Look through the listing for the word "ministere". Copy each line that has it.

▬▬▬▬▬▬

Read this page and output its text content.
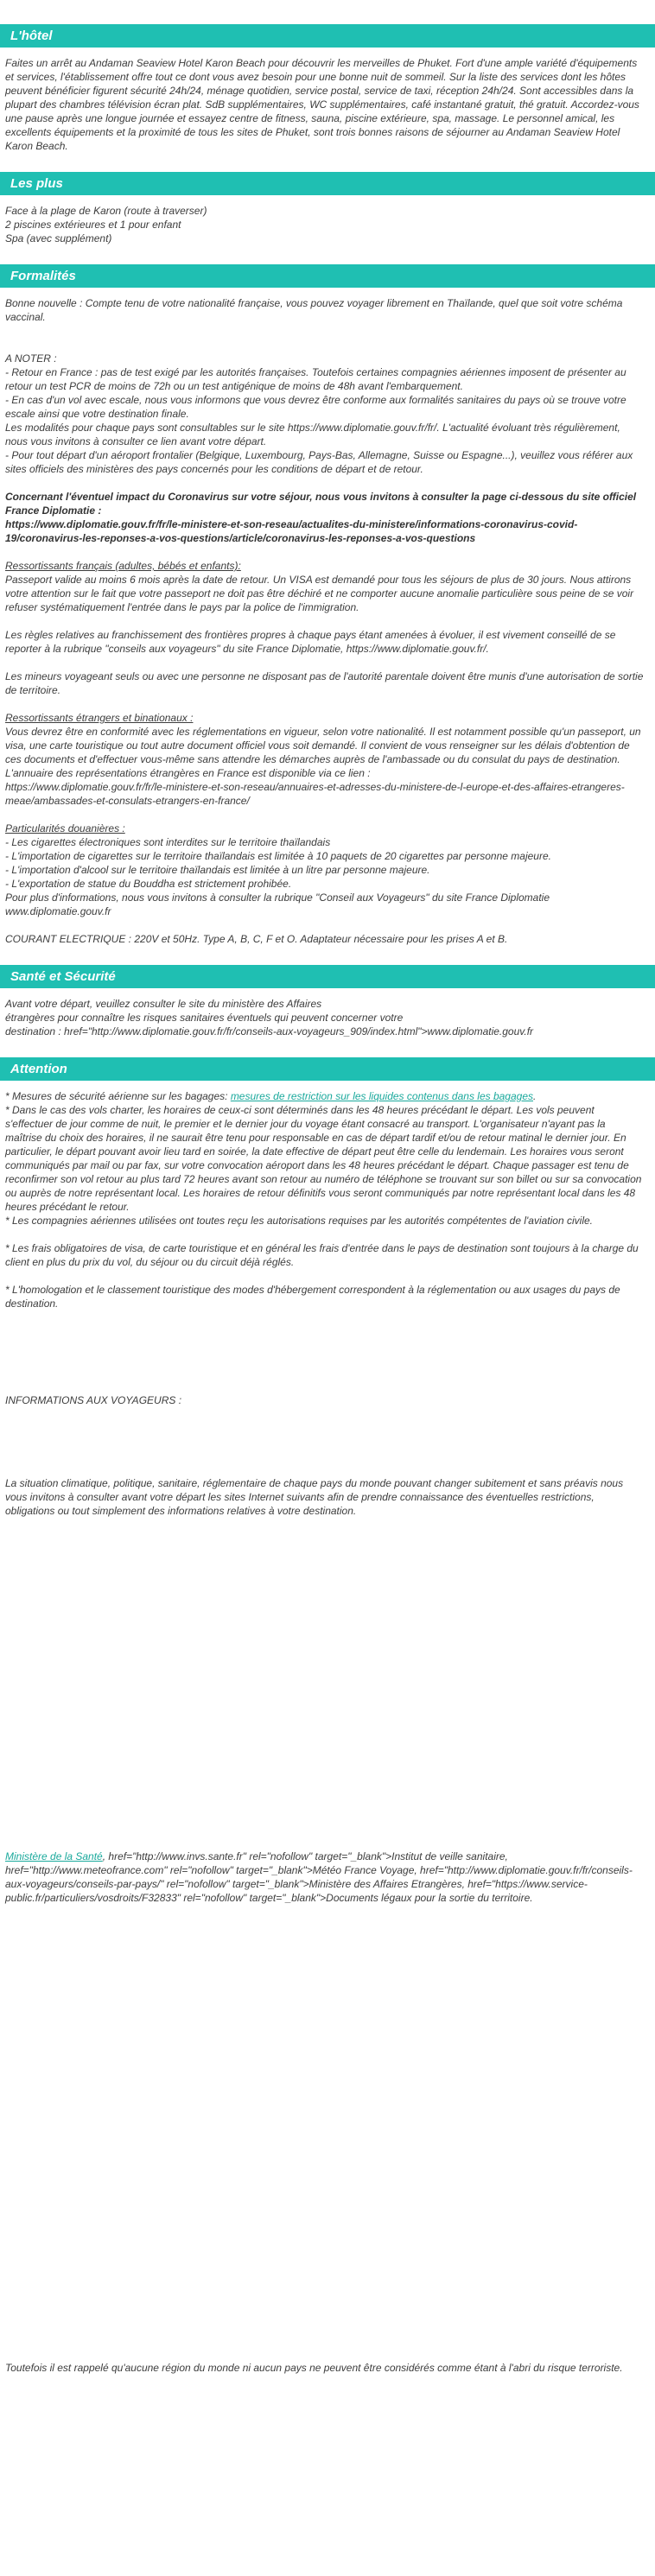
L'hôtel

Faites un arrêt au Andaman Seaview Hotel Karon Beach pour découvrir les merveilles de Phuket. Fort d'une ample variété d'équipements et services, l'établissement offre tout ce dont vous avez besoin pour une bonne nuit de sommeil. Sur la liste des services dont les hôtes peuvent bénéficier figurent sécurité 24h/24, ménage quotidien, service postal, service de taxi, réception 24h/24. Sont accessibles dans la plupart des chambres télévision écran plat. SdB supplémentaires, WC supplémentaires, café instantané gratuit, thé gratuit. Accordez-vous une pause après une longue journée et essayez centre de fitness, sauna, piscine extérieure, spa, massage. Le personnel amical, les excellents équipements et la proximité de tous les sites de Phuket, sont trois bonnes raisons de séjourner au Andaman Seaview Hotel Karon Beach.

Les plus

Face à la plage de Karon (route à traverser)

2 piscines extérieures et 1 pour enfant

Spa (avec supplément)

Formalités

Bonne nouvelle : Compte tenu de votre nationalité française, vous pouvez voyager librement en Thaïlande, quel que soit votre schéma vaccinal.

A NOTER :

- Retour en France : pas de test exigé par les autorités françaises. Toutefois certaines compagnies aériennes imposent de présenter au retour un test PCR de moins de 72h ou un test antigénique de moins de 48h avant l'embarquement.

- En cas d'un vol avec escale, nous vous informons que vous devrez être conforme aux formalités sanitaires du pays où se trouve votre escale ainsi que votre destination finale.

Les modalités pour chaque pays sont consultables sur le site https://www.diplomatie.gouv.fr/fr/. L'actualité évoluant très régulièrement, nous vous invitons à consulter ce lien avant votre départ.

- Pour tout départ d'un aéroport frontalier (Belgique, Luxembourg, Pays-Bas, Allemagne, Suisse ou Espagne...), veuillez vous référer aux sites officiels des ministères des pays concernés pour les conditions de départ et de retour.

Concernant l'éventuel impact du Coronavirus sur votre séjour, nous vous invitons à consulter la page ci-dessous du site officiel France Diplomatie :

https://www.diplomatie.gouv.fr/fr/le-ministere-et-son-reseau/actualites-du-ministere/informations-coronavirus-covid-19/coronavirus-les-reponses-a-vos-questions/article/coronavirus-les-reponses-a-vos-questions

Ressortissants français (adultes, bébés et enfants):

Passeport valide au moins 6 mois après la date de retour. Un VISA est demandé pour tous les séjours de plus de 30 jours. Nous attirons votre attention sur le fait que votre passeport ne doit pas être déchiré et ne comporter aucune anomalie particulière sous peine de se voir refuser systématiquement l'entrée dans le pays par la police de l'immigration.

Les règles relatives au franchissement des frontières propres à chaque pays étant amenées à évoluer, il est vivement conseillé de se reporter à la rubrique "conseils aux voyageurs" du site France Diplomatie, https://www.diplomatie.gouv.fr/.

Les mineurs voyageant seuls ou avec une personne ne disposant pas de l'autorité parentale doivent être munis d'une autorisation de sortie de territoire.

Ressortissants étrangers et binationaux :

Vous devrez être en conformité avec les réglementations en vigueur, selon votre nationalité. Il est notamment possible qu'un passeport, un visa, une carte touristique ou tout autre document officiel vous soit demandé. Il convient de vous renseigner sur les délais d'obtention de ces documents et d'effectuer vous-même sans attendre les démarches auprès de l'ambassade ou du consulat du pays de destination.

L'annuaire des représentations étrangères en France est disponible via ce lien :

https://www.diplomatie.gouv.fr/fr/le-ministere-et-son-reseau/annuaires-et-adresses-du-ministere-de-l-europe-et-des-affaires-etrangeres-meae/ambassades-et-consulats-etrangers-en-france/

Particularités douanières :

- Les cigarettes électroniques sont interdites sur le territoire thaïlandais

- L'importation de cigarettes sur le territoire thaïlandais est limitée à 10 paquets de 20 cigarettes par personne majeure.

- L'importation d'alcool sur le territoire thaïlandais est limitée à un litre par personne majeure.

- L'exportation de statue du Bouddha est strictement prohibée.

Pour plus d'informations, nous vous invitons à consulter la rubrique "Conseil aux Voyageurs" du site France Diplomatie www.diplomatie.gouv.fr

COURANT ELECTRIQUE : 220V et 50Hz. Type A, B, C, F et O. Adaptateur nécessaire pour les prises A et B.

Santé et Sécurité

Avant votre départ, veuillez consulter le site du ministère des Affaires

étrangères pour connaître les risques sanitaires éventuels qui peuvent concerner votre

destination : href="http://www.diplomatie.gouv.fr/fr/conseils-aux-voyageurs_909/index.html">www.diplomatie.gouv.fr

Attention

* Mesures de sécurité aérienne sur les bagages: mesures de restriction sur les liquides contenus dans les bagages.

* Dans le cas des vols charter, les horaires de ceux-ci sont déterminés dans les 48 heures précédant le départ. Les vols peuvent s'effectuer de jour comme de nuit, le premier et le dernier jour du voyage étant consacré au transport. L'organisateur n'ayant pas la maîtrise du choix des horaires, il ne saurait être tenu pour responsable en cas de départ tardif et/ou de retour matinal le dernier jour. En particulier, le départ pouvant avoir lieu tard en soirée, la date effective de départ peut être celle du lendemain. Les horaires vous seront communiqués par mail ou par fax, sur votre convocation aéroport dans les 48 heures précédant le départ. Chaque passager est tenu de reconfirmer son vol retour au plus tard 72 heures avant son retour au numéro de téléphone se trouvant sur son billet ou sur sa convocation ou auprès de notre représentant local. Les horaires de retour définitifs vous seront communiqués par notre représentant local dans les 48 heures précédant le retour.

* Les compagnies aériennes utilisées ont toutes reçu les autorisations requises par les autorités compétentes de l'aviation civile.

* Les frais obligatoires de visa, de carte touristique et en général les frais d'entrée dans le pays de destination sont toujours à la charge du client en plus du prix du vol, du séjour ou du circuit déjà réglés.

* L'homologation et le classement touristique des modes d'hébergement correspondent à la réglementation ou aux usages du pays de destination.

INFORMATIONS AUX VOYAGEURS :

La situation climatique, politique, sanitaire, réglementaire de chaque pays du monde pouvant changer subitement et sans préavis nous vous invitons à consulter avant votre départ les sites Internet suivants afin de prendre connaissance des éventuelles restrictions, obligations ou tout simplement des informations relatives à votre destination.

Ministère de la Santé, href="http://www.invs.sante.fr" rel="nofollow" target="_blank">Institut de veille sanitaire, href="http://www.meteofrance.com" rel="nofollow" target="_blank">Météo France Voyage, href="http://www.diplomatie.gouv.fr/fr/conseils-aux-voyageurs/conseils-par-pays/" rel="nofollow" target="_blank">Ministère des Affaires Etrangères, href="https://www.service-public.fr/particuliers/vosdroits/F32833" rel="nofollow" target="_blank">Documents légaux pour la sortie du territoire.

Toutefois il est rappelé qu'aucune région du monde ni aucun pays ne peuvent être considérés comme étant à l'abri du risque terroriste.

▬▬▬▬▬▬

_Solution to the problem_.
https://www.diplomatie.gouv.fr/fr/le-ministere-et-son-reseau/actualites-du-ministere/informations-coronavirus-covid-19/coronavirus-les-reponses-a-vos-questions/article/coronavirus-les-reponses-a-vos-questions
https://www.diplomatie.gouv.fr/fr/le-ministere-et-son-reseau/annuaires-et-adresses-du-ministere-de-l-europe-et-des-affaires-etrangeres-meae/ambassades-et-consulats-etrangers-en-france/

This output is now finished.